All of the material below is to be retyped exactly.

[Extracted records]
Start

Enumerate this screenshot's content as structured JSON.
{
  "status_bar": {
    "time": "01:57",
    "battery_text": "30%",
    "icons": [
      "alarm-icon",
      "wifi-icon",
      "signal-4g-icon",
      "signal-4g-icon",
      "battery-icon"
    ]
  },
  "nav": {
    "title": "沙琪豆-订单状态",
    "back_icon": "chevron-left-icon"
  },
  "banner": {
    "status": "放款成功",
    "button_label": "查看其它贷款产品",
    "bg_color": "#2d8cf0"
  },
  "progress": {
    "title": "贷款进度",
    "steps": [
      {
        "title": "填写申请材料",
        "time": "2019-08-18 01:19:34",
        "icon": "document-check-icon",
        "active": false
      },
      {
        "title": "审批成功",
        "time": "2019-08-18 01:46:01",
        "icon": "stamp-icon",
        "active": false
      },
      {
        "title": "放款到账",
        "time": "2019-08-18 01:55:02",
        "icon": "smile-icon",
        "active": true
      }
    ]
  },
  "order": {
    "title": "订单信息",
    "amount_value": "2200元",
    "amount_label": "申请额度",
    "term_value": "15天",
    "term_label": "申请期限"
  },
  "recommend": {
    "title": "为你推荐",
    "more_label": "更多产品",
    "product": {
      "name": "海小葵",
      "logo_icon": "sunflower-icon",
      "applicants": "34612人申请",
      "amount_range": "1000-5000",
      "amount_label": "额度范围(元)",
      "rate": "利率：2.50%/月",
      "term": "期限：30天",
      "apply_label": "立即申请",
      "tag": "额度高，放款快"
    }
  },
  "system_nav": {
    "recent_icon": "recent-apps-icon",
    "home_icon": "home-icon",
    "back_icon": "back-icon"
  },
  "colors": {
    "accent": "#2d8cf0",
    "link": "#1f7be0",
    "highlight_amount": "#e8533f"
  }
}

End

SOLUTION FOR THIS EXERCISE »
Enumerate this screenshot's content as structured JSON.
{
  "status_bar": {
    "time": "01:57",
    "battery_text": "30%",
    "icons": [
      "alarm-icon",
      "wifi-icon",
      "signal-4g-icon",
      "signal-4g-icon",
      "battery-icon"
    ]
  },
  "nav": {
    "title": "沙琪豆-订单状态",
    "back_icon": "chevron-left-icon"
  },
  "banner": {
    "status": "放款成功",
    "button_label": "查看其它贷款产品",
    "bg_color": "#2d8cf0"
  },
  "progress": {
    "title": "贷款进度",
    "steps": [
      {
        "title": "填写申请材料",
        "time": "2019-08-18 01:19:34",
        "icon": "document-check-icon",
        "active": false
      },
      {
        "title": "审批成功",
        "time": "2019-08-18 01:46:01",
        "icon": "stamp-icon",
        "active": false
      },
      {
        "title": "放款到账",
        "time": "2019-08-18 01:55:02",
        "icon": "smile-icon",
        "active": true
      }
    ]
  },
  "order": {
    "title": "订单信息",
    "amount_value": "2200元",
    "amount_label": "申请额度",
    "term_value": "15天",
    "term_label": "申请期限"
  },
  "recommend": {
    "title": "为你推荐",
    "more_label": "更多产品",
    "product": {
      "name": "海小葵",
      "logo_icon": "sunflower-icon",
      "applicants": "34612人申请",
      "amount_range": "1000-5000",
      "amount_label": "额度范围(元)",
      "rate": "利率：2.50%/月",
      "term": "期限：30天",
      "apply_label": "立即申请",
      "tag": "额度高，放款快"
    }
  },
  "system_nav": {
    "recent_icon": "recent-apps-icon",
    "home_icon": "home-icon",
    "back_icon": "back-icon"
  },
  "colors": {
    "accent": "#2d8cf0",
    "link": "#1f7be0",
    "highlight_amount": "#e8533f"
  }
}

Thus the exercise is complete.